* **Given problem 1**
Answer these from the judgment excerpt, one per line:
(a) Who appeared for Mrs Bones?
(b) In what year did the deceased start making the wills in which her wishes were said to be consistent?
(c) Which case is reported at [2008] 2 NZLR 141?
* **Given problem 2**
Rewrite the stretch of the judgment excerpt from "4       Austin, Nichols &" through "of moral duty.", putting "Mrs W" wherever "Mrs Wright" appears.

* **Text**
%%

4       Austin, Nichols & Co Inc v Stichting Lodestar [2007] NZSC 103, [2008] 2 NZLR 141.

5       Kacem v Bashir [2010] NZSC 112, [2010] NZFLR 884 at [32].

[43] Mr O’Neill, appearing for Mrs Bones, submitted that Mrs Wright has received a large proportion of the estate, that the deceased had been consistent in her wishes in each of the wills she made starting in 2001, that the amount left to Mrs Wright was more than sufficient to meet the moral duty owed to her, and that there has been no breach of the duty owed by Mrs Simpkins as a wise and just testator. He emphasised that the Court should not re-write a will, simply because it may consider that the will is unfair to a family member, and that it is not for the Court to be generous with a testator’s property beyond ordering such provision as is sufficient to repair any breach of moral duty.

%%

* **Entries supplied**

%%

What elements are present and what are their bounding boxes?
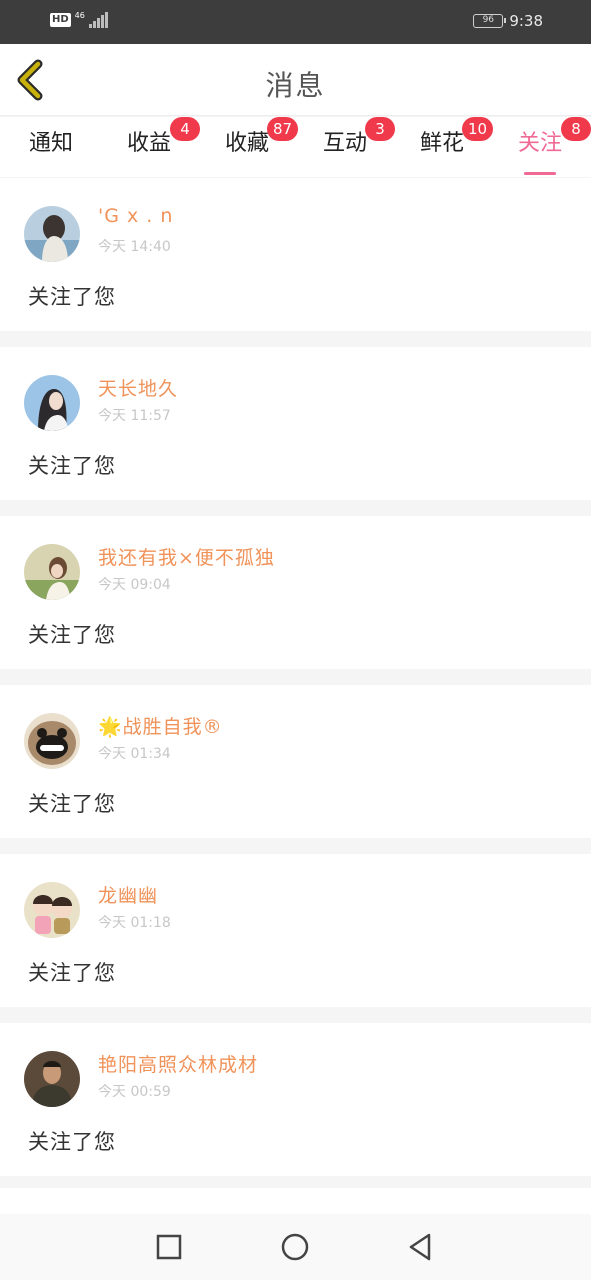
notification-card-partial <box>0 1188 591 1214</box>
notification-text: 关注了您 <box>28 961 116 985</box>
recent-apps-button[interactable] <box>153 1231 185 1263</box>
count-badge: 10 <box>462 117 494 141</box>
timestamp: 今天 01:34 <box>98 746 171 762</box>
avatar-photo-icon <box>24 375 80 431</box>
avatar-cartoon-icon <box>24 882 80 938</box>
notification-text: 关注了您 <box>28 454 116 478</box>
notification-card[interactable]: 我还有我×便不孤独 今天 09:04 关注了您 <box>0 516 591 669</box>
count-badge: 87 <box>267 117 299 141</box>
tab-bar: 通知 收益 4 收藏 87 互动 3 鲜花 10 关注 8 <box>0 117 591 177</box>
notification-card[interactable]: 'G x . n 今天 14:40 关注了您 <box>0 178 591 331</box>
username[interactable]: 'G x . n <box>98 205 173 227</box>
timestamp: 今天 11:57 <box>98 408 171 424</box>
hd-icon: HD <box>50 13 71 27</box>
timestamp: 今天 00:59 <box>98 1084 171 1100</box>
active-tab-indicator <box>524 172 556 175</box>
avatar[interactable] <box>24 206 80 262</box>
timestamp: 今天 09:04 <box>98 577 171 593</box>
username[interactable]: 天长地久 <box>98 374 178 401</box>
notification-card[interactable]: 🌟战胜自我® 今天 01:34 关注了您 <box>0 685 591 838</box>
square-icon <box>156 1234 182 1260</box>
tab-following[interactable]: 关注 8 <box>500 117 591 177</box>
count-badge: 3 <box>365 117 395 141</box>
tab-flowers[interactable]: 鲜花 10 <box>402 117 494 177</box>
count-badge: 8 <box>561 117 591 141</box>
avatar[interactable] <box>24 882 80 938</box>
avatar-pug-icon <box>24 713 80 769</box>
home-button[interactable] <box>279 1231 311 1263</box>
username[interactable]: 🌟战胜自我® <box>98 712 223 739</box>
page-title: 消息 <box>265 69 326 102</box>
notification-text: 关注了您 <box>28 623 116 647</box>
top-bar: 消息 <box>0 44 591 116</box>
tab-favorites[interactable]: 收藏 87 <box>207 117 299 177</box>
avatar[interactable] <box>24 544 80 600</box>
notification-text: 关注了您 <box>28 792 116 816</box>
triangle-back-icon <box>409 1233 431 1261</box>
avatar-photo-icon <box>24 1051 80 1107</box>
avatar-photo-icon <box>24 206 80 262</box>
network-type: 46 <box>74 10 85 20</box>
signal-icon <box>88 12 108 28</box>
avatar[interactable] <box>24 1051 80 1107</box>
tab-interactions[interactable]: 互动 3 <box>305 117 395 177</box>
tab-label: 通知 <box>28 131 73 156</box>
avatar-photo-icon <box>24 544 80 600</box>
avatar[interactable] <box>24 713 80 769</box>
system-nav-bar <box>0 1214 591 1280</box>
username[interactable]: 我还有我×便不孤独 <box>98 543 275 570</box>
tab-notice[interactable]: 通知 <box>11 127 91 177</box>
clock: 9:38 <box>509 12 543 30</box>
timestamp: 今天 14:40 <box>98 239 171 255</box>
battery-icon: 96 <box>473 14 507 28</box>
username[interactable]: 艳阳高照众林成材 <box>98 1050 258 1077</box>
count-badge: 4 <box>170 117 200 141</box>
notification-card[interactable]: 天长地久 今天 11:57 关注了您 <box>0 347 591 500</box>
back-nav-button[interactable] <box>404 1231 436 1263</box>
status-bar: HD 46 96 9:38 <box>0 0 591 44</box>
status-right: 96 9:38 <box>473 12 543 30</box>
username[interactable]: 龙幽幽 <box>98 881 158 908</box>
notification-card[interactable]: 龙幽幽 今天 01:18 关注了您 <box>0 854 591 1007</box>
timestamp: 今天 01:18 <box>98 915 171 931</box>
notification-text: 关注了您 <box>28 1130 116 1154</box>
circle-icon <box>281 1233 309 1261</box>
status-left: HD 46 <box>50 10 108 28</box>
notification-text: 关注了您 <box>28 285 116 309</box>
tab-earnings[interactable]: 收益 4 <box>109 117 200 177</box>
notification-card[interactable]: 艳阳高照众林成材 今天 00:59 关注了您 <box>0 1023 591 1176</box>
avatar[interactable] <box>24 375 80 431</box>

%%
%%

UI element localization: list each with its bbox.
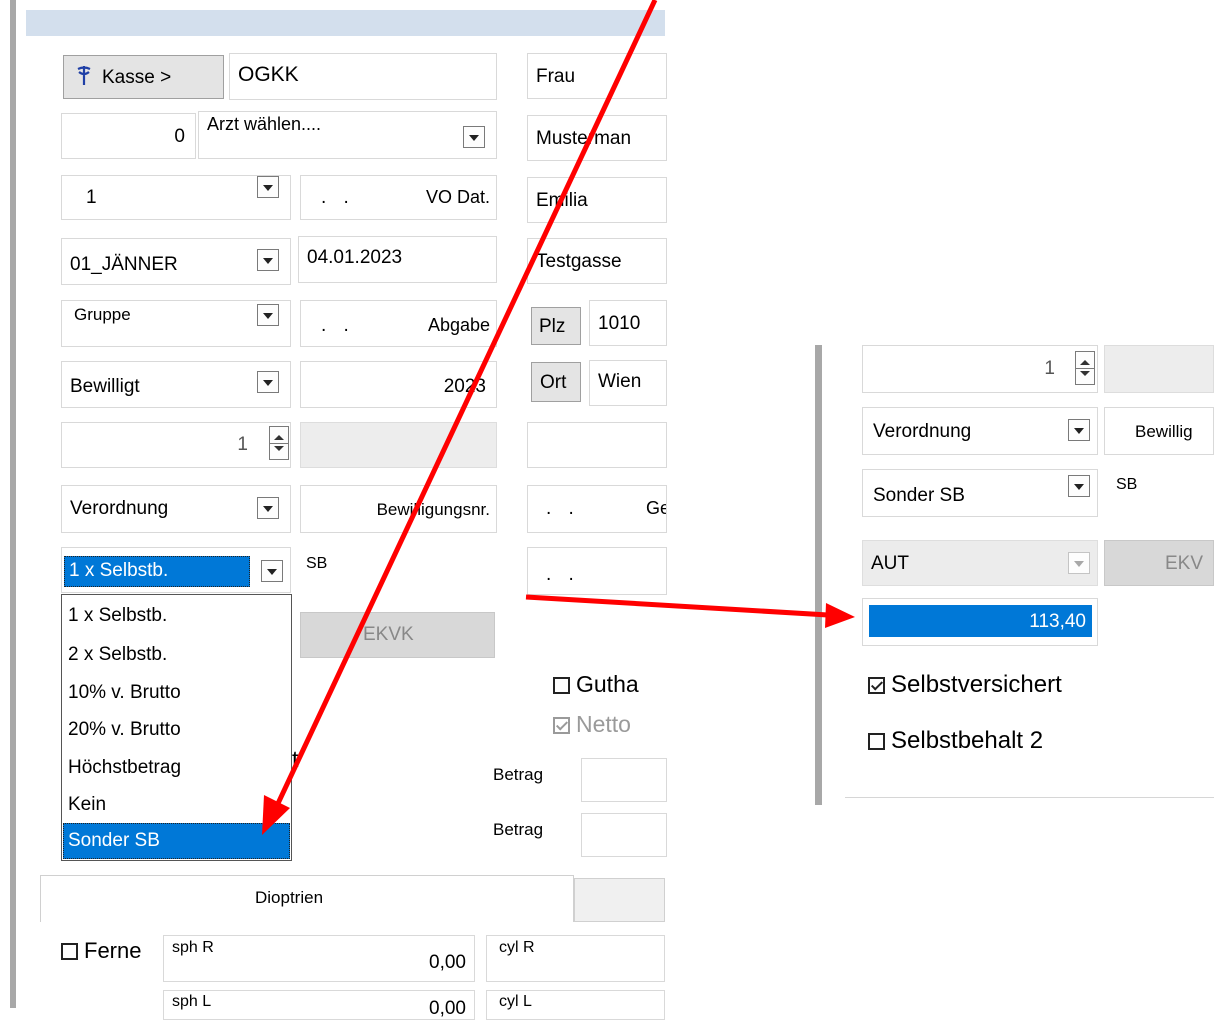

%%
%%

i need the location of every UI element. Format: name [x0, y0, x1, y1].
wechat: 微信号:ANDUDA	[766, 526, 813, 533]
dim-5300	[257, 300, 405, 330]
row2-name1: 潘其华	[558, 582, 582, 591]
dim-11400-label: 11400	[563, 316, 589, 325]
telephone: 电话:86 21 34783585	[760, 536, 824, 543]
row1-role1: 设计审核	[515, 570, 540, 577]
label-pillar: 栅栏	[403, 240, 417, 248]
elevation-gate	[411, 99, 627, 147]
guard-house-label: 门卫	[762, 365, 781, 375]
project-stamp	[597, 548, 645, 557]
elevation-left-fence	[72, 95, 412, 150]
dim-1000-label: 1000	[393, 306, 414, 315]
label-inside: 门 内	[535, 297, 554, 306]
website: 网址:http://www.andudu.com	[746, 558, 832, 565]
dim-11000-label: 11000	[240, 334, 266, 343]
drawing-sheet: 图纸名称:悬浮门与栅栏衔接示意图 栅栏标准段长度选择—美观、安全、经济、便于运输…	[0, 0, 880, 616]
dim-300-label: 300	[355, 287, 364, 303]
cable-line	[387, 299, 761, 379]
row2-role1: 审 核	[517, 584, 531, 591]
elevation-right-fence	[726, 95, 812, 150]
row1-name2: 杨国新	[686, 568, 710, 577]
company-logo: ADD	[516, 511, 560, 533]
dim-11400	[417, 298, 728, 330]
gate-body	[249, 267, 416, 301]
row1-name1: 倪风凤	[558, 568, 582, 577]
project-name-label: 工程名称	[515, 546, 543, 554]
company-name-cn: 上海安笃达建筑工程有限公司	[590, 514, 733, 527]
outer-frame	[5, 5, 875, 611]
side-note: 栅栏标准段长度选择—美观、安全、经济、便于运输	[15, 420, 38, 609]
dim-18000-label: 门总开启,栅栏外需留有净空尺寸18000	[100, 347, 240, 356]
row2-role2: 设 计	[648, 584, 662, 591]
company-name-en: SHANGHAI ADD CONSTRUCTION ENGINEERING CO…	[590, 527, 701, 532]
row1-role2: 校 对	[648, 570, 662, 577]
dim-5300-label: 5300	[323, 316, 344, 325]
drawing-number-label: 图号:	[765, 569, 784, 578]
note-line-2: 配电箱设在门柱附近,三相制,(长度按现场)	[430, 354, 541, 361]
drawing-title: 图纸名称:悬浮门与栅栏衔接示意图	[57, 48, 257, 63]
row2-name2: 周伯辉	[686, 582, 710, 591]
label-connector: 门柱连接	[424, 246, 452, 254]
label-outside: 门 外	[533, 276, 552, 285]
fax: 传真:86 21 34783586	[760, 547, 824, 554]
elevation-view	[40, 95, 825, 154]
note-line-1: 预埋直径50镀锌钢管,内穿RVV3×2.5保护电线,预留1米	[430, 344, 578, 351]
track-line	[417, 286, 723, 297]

%%

* **Full response 1**
(a) Mr O’Neill
(b) 2001
(c) Austin, Nichols & Co Inc v Stichting Lodestar

* **Full response 2**
4       Austin, Nichols & Co Inc v Stichting Lodestar [2007] NZSC 103, [2008] 2 NZLR 141.

5       Kacem v Bashir [2010] NZSC 112, [2010] NZFLR 884 at [32].

[43] Mr O’Neill, appearing for Mrs Bones, submitted that Mrs W has received a large proportion of the estate, that the deceased had been consistent in her wishes in each of the wills she made starting in 2001, that the amount left to Mrs W was more than sufficient to meet the moral duty owed to her, and that there has been no breach of the duty owed by Mrs Simpkins as a wise and just testator. He emphasised that the Court should not re-write a will, simply because it may consider that the will is unfair to a family member, and that it is not for the Court to be generous with a testator’s property beyond ordering such provision as is sufficient to repair any breach of moral duty.